>> start
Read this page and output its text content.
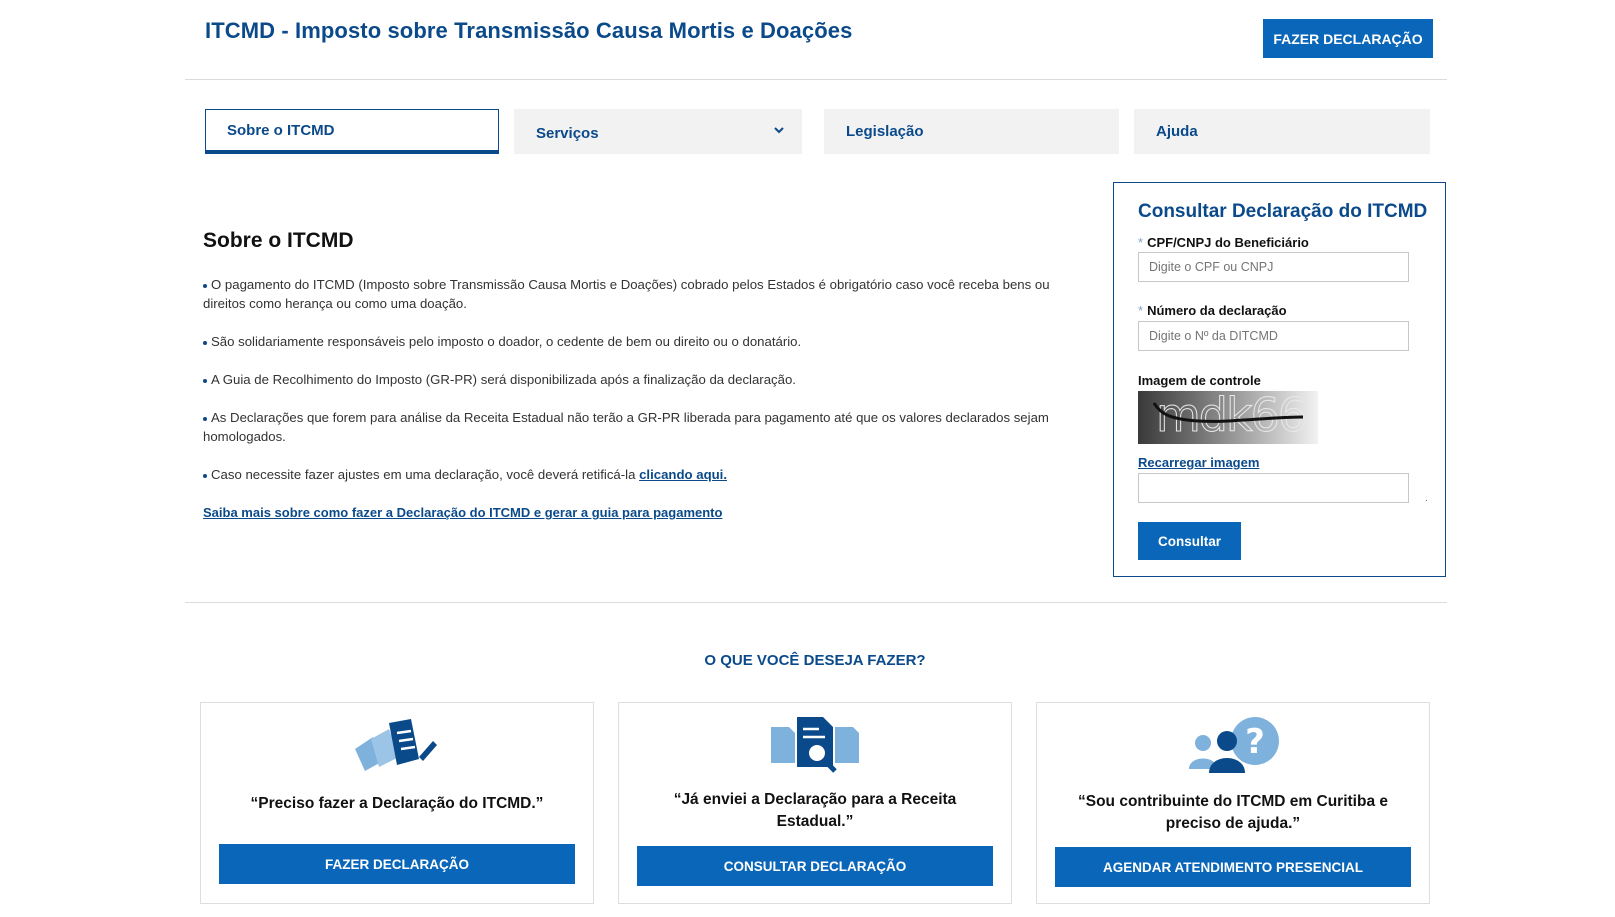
ITCMD - Imposto sobre Transmissão Causa Mortis e Doações	FAZER DECLARAÇÃO
Sobre o ITCMD	Serviços	Legislação	Ajuda
Sobre o ITCMD
O pagamento do ITCMD (Imposto sobre Transmissão Causa Mortis e Doações) cobrado pelos Estados é obrigatório caso você receba bens ou direitos como herança ou como uma doação.
São solidariamente responsáveis pelo imposto o doador, o cedente de bem ou direito ou o donatário.
A Guia de Recolhimento do Imposto (GR-PR) será disponibilizada após a finalização da declaração.
As Declarações que forem para análise da Receita Estadual não terão a GR-PR liberada para pagamento até que os valores declarados sejam homologados.
Caso necessite fazer ajustes em uma declaração, você deverá retificá-la clicando aqui.
Saiba mais sobre como fazer a Declaração do ITCMD e gerar a guia para pagamento
Consultar Declaração do ITCMD
* CPF/CNPJ do Beneficiário
Digite o CPF ou CNPJ
* Número da declaração
Digite o Nº da DITCMD
Imagem de controle
mdk66
Recarregar imagem
.
Consultar
O QUE VOCÊ DESEJA FAZER?
“Preciso fazer a Declaração do ITCMD.”
FAZER DECLARAÇÃO
“Já enviei a Declaração para a Receita Estadual.”
CONSULTAR DECLARAÇÃO
?
“Sou contribuinte do ITCMD em Curitiba e preciso de ajuda.”
AGENDAR ATENDIMENTO PRESENCIAL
>> end
EXERCISE INSTRUCTIONS: Write out the listing word for word, omitting the pictures it holds.

SOLUTION TO THE PROBLEM:
Read this page and output its text content.
ITCMD - Imposto sobre Transmissão Causa Mortis e Doações	FAZER DECLARAÇÃO
Sobre o ITCMD	Serviços	Legislação	Ajuda
Sobre o ITCMD
O pagamento do ITCMD (Imposto sobre Transmissão Causa Mortis e Doações) cobrado pelos Estados é obrigatório caso você receba bens ou direitos como herança ou como uma doação.
São solidariamente responsáveis pelo imposto o doador, o cedente de bem ou direito ou o donatário.
A Guia de Recolhimento do Imposto (GR-PR) será disponibilizada após a finalização da declaração.
As Declarações que forem para análise da Receita Estadual não terão a GR-PR liberada para pagamento até que os valores declarados sejam homologados.
Caso necessite fazer ajustes em uma declaração, você deverá retificá-la clicando aqui.
Saiba mais sobre como fazer a Declaração do ITCMD e gerar a guia para pagamento
Consultar Declaração do ITCMD
* CPF/CNPJ do Beneficiário
Digite o CPF ou CNPJ
* Número da declaração
Digite o Nº da DITCMD
Imagem de controle
mdk66
Recarregar imagem
.
Consultar
O QUE VOCÊ DESEJA FAZER?
“Preciso fazer a Declaração do ITCMD.”
FAZER DECLARAÇÃO
“Já enviei a Declaração para a Receita Estadual.”
CONSULTAR DECLARAÇÃO
?
“Sou contribuinte do ITCMD em Curitiba e preciso de ajuda.”
AGENDAR ATENDIMENTO PRESENCIAL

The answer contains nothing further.